#### GIVEN DATA
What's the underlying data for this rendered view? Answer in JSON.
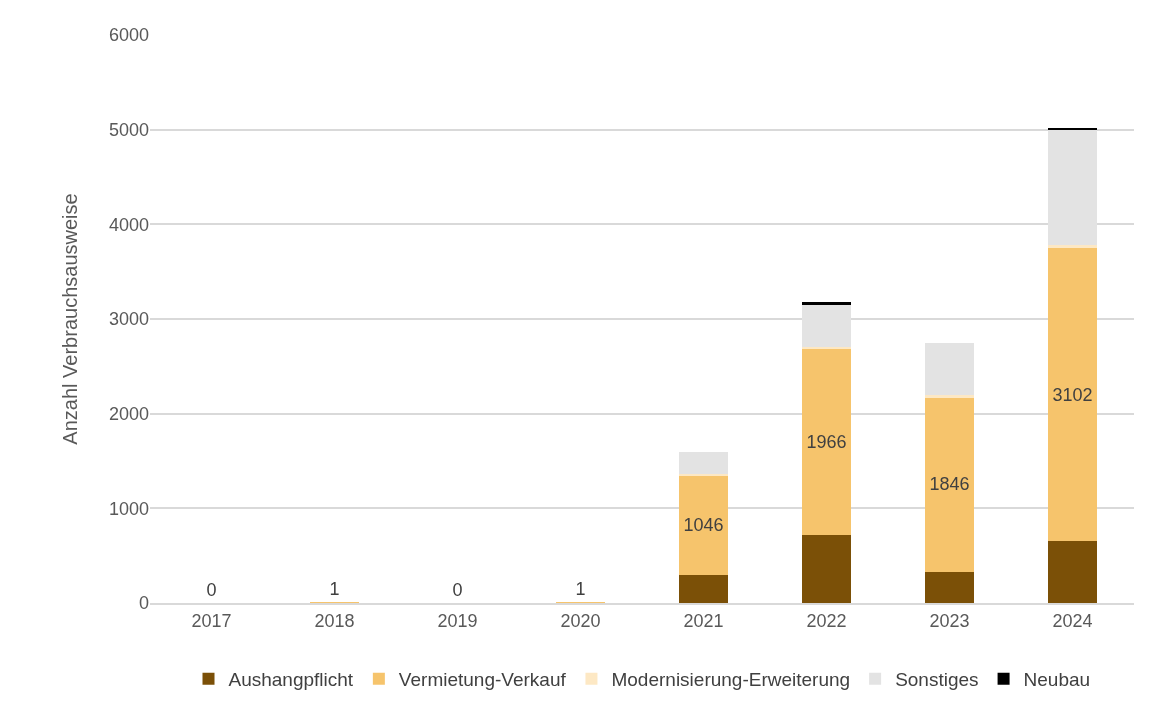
{
  "chart_data": {
    "type": "bar",
    "stacked": true,
    "ylabel": "Anzahl Verbrauchsausweise",
    "categories": [
      "2017",
      "2018",
      "2019",
      "2020",
      "2021",
      "2022",
      "2023",
      "2024"
    ],
    "series": [
      {
        "name": "Aushangpflicht",
        "color": "#7b5007",
        "values": [
          0,
          0,
          0,
          0,
          300,
          720,
          330,
          650
        ]
      },
      {
        "name": "Vermietung-Verkauf",
        "color": "#f6c46c",
        "values": [
          0,
          1,
          0,
          1,
          1046,
          1966,
          1846,
          3102
        ],
        "value_labels": [
          "0",
          "1",
          "0",
          "1",
          "1046",
          "1966",
          "1846",
          "3102"
        ]
      },
      {
        "name": "Modernisierung-Erweiterung",
        "color": "#fde8c4",
        "values": [
          0,
          0,
          0,
          0,
          20,
          20,
          20,
          30
        ]
      },
      {
        "name": "Sonstiges",
        "color": "#e3e3e3",
        "values": [
          0,
          0,
          0,
          0,
          230,
          450,
          550,
          1220
        ]
      },
      {
        "name": "Neubau",
        "color": "#000000",
        "values": [
          0,
          0,
          0,
          0,
          0,
          20,
          0,
          10
        ]
      }
    ],
    "ylim": [
      0,
      6000
    ],
    "yticks": [
      0,
      1000,
      2000,
      3000,
      4000,
      5000,
      6000
    ],
    "grid": "y",
    "legend": "bottom"
  }
}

#### REQUIRED WORK
Read the data above and count the lines that include "name". Answer only with the count.

#### THE SOLUTION
5